#### [Records from a data source]
"""

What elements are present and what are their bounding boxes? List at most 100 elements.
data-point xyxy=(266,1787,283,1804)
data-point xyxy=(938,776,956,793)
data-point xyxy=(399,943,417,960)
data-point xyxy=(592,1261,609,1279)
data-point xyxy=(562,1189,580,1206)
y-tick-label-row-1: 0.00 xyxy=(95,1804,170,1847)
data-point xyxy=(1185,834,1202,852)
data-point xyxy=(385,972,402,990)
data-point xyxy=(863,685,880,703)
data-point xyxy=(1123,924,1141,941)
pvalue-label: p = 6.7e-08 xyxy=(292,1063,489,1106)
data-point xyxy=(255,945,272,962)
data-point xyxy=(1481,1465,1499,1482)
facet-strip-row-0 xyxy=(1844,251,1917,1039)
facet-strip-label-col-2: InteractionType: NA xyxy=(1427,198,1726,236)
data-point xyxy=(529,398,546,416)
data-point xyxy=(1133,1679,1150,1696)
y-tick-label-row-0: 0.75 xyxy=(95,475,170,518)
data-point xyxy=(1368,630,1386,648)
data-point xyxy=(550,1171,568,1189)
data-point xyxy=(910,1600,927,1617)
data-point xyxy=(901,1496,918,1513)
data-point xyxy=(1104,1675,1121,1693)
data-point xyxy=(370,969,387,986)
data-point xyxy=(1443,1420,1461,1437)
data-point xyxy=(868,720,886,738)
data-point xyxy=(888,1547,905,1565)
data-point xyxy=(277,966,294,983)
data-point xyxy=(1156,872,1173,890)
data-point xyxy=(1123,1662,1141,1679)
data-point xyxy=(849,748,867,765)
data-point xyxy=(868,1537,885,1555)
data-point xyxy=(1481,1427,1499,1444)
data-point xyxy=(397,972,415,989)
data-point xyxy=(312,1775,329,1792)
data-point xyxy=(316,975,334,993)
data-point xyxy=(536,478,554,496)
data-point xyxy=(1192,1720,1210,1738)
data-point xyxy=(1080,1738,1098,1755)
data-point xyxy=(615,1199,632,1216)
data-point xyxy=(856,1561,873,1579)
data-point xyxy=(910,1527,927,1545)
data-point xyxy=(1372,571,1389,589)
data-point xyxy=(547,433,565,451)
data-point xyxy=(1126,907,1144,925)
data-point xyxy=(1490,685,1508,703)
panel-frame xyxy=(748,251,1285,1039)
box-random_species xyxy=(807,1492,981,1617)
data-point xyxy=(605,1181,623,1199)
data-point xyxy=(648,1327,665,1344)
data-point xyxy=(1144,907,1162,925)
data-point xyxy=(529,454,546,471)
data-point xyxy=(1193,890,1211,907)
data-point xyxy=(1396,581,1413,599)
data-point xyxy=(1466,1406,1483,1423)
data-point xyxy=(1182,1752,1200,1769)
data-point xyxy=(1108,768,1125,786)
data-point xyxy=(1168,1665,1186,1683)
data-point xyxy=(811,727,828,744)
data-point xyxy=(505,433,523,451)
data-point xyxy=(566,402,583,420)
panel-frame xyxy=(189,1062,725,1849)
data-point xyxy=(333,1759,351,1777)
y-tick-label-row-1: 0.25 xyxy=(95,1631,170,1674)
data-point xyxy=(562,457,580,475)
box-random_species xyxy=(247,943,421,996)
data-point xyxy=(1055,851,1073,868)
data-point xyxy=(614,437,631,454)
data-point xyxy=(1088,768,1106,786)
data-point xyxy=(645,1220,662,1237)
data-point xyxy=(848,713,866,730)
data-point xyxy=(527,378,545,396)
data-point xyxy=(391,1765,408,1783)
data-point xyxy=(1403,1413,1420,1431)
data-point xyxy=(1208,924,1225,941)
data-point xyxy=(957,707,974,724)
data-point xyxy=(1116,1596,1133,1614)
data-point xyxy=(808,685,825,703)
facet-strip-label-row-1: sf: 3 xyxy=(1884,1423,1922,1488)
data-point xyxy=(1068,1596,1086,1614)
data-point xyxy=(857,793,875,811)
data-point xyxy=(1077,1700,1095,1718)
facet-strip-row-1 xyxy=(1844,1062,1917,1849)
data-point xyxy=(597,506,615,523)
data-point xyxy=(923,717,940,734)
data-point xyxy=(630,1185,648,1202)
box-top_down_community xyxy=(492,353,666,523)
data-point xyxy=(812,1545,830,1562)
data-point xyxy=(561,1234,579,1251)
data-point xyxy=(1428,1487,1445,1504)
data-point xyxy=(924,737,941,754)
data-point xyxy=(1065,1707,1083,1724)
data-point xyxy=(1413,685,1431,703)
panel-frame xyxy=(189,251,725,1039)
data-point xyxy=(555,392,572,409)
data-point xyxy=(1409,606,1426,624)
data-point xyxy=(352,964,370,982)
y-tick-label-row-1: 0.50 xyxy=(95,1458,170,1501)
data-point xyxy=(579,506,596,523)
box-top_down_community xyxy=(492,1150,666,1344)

"""

#### [OBJECTIVE]
Reproduce the listing in full, changing every occurrence of "panel-frame" to "facet-panel" and leaving all other text unchanged.

#### [RESPONSE TO THE TASK]
What elements are present and what are their bounding boxes? List at most 100 elements.
data-point xyxy=(266,1787,283,1804)
data-point xyxy=(938,776,956,793)
data-point xyxy=(399,943,417,960)
data-point xyxy=(592,1261,609,1279)
data-point xyxy=(562,1189,580,1206)
y-tick-label-row-1: 0.00 xyxy=(95,1804,170,1847)
data-point xyxy=(1185,834,1202,852)
data-point xyxy=(385,972,402,990)
data-point xyxy=(863,685,880,703)
data-point xyxy=(1123,924,1141,941)
pvalue-label: p = 6.7e-08 xyxy=(292,1063,489,1106)
data-point xyxy=(255,945,272,962)
data-point xyxy=(1481,1465,1499,1482)
facet-strip-row-0 xyxy=(1844,251,1917,1039)
facet-strip-label-col-2: InteractionType: NA xyxy=(1427,198,1726,236)
data-point xyxy=(529,398,546,416)
data-point xyxy=(1133,1679,1150,1696)
y-tick-label-row-0: 0.75 xyxy=(95,475,170,518)
data-point xyxy=(1368,630,1386,648)
data-point xyxy=(550,1171,568,1189)
data-point xyxy=(910,1600,927,1617)
data-point xyxy=(901,1496,918,1513)
data-point xyxy=(1104,1675,1121,1693)
data-point xyxy=(370,969,387,986)
data-point xyxy=(1443,1420,1461,1437)
data-point xyxy=(868,720,886,738)
data-point xyxy=(888,1547,905,1565)
data-point xyxy=(277,966,294,983)
data-point xyxy=(1156,872,1173,890)
data-point xyxy=(1123,1662,1141,1679)
data-point xyxy=(849,748,867,765)
data-point xyxy=(868,1537,885,1555)
data-point xyxy=(1481,1427,1499,1444)
data-point xyxy=(397,972,415,989)
data-point xyxy=(312,1775,329,1792)
data-point xyxy=(316,975,334,993)
data-point xyxy=(536,478,554,496)
data-point xyxy=(1192,1720,1210,1738)
data-point xyxy=(1080,1738,1098,1755)
data-point xyxy=(615,1199,632,1216)
data-point xyxy=(856,1561,873,1579)
data-point xyxy=(910,1527,927,1545)
data-point xyxy=(1372,571,1389,589)
data-point xyxy=(547,433,565,451)
data-point xyxy=(1126,907,1144,925)
data-point xyxy=(1490,685,1508,703)
facet-panel xyxy=(748,251,1285,1039)
box-random_species xyxy=(807,1492,981,1617)
data-point xyxy=(605,1181,623,1199)
data-point xyxy=(648,1327,665,1344)
data-point xyxy=(1144,907,1162,925)
data-point xyxy=(529,454,546,471)
data-point xyxy=(1193,890,1211,907)
data-point xyxy=(1396,581,1413,599)
data-point xyxy=(1466,1406,1483,1423)
data-point xyxy=(1182,1752,1200,1769)
data-point xyxy=(1108,768,1125,786)
data-point xyxy=(1168,1665,1186,1683)
data-point xyxy=(811,727,828,744)
data-point xyxy=(505,433,523,451)
data-point xyxy=(566,402,583,420)
facet-panel xyxy=(189,1062,725,1849)
data-point xyxy=(333,1759,351,1777)
y-tick-label-row-1: 0.25 xyxy=(95,1631,170,1674)
data-point xyxy=(562,457,580,475)
box-random_species xyxy=(247,943,421,996)
data-point xyxy=(1055,851,1073,868)
data-point xyxy=(614,437,631,454)
data-point xyxy=(1088,768,1106,786)
data-point xyxy=(645,1220,662,1237)
data-point xyxy=(848,713,866,730)
data-point xyxy=(527,378,545,396)
data-point xyxy=(391,1765,408,1783)
data-point xyxy=(1403,1413,1420,1431)
data-point xyxy=(1208,924,1225,941)
data-point xyxy=(957,707,974,724)
data-point xyxy=(1116,1596,1133,1614)
data-point xyxy=(808,685,825,703)
facet-strip-label-row-1: sf: 3 xyxy=(1884,1423,1922,1488)
data-point xyxy=(1068,1596,1086,1614)
data-point xyxy=(857,793,875,811)
data-point xyxy=(1077,1700,1095,1718)
facet-strip-row-1 xyxy=(1844,1062,1917,1849)
data-point xyxy=(597,506,615,523)
data-point xyxy=(923,717,940,734)
data-point xyxy=(630,1185,648,1202)
box-top_down_community xyxy=(492,353,666,523)
data-point xyxy=(812,1545,830,1562)
data-point xyxy=(561,1234,579,1251)
data-point xyxy=(1428,1487,1445,1504)
data-point xyxy=(924,737,941,754)
data-point xyxy=(1065,1707,1083,1724)
data-point xyxy=(1413,685,1431,703)
facet-panel xyxy=(189,251,725,1039)
data-point xyxy=(555,392,572,409)
data-point xyxy=(1409,606,1426,624)
data-point xyxy=(352,964,370,982)
y-tick-label-row-1: 0.50 xyxy=(95,1458,170,1501)
data-point xyxy=(579,506,596,523)
box-top_down_community xyxy=(492,1150,666,1344)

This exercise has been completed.